• **AIM**
Copy out the complete listing, word for word.

[Stored data]
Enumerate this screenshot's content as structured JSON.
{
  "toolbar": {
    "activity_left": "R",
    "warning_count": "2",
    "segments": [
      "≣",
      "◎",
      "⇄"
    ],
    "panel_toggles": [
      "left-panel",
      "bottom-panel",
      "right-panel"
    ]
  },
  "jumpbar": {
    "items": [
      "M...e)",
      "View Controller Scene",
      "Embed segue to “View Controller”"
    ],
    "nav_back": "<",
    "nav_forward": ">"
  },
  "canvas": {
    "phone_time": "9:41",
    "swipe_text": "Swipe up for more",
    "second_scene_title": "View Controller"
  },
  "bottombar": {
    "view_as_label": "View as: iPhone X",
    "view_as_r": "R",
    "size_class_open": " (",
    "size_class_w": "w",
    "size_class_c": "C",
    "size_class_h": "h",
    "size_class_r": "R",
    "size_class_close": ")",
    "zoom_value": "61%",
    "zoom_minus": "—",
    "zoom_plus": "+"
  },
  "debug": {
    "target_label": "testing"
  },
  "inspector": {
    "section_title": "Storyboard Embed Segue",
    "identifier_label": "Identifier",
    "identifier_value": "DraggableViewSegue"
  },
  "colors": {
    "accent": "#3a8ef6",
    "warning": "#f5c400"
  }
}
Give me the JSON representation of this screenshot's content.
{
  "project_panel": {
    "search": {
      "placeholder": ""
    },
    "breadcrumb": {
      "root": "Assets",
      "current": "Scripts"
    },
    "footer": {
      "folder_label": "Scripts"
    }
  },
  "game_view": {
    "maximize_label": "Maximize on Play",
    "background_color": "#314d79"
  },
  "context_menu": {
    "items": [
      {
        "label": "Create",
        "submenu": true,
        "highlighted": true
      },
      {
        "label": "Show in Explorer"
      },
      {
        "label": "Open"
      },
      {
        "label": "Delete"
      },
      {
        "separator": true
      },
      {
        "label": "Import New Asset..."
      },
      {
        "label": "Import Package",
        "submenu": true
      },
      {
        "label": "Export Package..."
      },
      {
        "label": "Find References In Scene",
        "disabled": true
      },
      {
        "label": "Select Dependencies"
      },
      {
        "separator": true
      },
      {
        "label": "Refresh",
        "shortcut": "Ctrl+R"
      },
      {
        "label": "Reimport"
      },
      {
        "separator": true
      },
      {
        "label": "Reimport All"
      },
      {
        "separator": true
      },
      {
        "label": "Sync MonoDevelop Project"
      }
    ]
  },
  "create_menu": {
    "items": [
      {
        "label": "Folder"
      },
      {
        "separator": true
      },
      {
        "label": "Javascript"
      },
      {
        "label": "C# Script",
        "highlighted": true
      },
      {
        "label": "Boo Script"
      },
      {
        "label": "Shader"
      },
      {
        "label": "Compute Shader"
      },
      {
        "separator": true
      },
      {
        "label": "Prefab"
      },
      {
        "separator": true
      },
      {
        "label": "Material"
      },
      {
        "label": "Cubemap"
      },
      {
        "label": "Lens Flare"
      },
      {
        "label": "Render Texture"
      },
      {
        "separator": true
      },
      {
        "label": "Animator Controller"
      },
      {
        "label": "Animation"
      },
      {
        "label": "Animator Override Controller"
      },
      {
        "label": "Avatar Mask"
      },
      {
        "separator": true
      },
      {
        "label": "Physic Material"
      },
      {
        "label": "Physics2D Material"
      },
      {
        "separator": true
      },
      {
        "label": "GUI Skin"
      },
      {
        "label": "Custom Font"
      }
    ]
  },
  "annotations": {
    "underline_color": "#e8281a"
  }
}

• **EXERCISE OUTPUT**
Enumerate this screenshot's content as structured JSON.
{
  "toolbar": {
    "activity_left": "R",
    "warning_count": "2",
    "segments": [
      "≣",
      "◎",
      "⇄"
    ],
    "panel_toggles": [
      "left-panel",
      "bottom-panel",
      "right-panel"
    ]
  },
  "jumpbar": {
    "items": [
      "M...e)",
      "View Controller Scene",
      "Embed segue to “View Controller”"
    ],
    "nav_back": "<",
    "nav_forward": ">"
  },
  "canvas": {
    "phone_time": "9:41",
    "swipe_text": "Swipe up for more",
    "second_scene_title": "View Controller"
  },
  "bottombar": {
    "view_as_label": "View as: iPhone X",
    "view_as_r": "R",
    "size_class_open": " (",
    "size_class_w": "w",
    "size_class_c": "C",
    "size_class_h": "h",
    "size_class_r": "R",
    "size_class_close": ")",
    "zoom_value": "61%",
    "zoom_minus": "—",
    "zoom_plus": "+"
  },
  "debug": {
    "target_label": "testing"
  },
  "inspector": {
    "section_title": "Storyboard Embed Segue",
    "identifier_label": "Identifier",
    "identifier_value": "DraggableViewSegue"
  },
  "colors": {
    "accent": "#3a8ef6",
    "warning": "#f5c400"
  }
}
Give me the JSON representation of this screenshot's content.
{
  "project_panel": {
    "search": {
      "placeholder": ""
    },
    "breadcrumb": {
      "root": "Assets",
      "current": "Scripts"
    },
    "footer": {
      "folder_label": "Scripts"
    }
  },
  "game_view": {
    "maximize_label": "Maximize on Play",
    "background_color": "#314d79"
  },
  "context_menu": {
    "items": [
      {
        "label": "Create",
        "submenu": true,
        "highlighted": true
      },
      {
        "label": "Show in Explorer"
      },
      {
        "label": "Open"
      },
      {
        "label": "Delete"
      },
      {
        "separator": true
      },
      {
        "label": "Import New Asset..."
      },
      {
        "label": "Import Package",
        "submenu": true
      },
      {
        "label": "Export Package..."
      },
      {
        "label": "Find References In Scene",
        "disabled": true
      },
      {
        "label": "Select Dependencies"
      },
      {
        "separator": true
      },
      {
        "label": "Refresh",
        "shortcut": "Ctrl+R"
      },
      {
        "label": "Reimport"
      },
      {
        "separator": true
      },
      {
        "label": "Reimport All"
      },
      {
        "separator": true
      },
      {
        "label": "Sync MonoDevelop Project"
      }
    ]
  },
  "create_menu": {
    "items": [
      {
        "label": "Folder"
      },
      {
        "separator": true
      },
      {
        "label": "Javascript"
      },
      {
        "label": "C# Script",
        "highlighted": true
      },
      {
        "label": "Boo Script"
      },
      {
        "label": "Shader"
      },
      {
        "label": "Compute Shader"
      },
      {
        "separator": true
      },
      {
        "label": "Prefab"
      },
      {
        "separator": true
      },
      {
        "label": "Material"
      },
      {
        "label": "Cubemap"
      },
      {
        "label": "Lens Flare"
      },
      {
        "label": "Render Texture"
      },
      {
        "separator": true
      },
      {
        "label": "Animator Controller"
      },
      {
        "label": "Animation"
      },
      {
        "label": "Animator Override Controller"
      },
      {
        "label": "Avatar Mask"
      },
      {
        "separator": true
      },
      {
        "label": "Physic Material"
      },
      {
        "label": "Physics2D Material"
      },
      {
        "separator": true
      },
      {
        "label": "GUI Skin"
      },
      {
        "label": "Custom Font"
      }
    ]
  },
  "annotations": {
    "underline_color": "#e8281a"
  }
}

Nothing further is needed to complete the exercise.